• _DATA FOR PROCESSING_
--- Start ---
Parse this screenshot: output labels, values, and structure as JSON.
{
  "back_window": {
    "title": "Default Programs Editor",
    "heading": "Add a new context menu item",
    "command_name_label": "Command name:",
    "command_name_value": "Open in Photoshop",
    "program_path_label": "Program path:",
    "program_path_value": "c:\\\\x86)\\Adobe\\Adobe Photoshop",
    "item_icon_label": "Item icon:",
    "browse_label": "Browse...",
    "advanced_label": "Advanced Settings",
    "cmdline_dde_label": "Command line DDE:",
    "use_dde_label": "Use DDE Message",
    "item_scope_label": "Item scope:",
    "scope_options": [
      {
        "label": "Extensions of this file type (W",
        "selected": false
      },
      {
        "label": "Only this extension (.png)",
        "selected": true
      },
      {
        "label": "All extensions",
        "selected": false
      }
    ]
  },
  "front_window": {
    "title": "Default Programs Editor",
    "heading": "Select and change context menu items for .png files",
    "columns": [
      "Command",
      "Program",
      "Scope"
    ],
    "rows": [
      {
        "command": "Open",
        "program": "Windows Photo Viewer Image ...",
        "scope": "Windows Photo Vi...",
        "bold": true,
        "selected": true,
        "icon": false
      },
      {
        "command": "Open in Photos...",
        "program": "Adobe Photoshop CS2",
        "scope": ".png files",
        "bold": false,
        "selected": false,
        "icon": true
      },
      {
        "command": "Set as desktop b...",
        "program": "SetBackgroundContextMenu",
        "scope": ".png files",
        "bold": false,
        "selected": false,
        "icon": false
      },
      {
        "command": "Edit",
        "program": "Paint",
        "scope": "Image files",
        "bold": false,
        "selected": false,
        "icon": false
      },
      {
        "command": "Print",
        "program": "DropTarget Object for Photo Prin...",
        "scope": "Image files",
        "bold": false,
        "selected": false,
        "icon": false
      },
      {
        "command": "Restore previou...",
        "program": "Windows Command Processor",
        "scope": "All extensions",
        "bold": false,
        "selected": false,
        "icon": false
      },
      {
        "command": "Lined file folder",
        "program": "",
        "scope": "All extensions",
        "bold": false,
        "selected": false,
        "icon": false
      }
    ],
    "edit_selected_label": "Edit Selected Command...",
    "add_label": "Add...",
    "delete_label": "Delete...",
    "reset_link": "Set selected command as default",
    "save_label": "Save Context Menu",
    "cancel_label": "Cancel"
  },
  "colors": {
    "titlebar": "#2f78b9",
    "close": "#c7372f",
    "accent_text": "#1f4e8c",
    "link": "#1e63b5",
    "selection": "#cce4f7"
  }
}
--- End ---
• _STATED PROBLEM_
Lines containing the word "Adobe" must all be returned from the material above.

• _WORKED ANSWER_
    "program_path_value": "c:\\\\x86)\\Adobe\\Adobe Photoshop",
        "program": "Adobe Photoshop CS2",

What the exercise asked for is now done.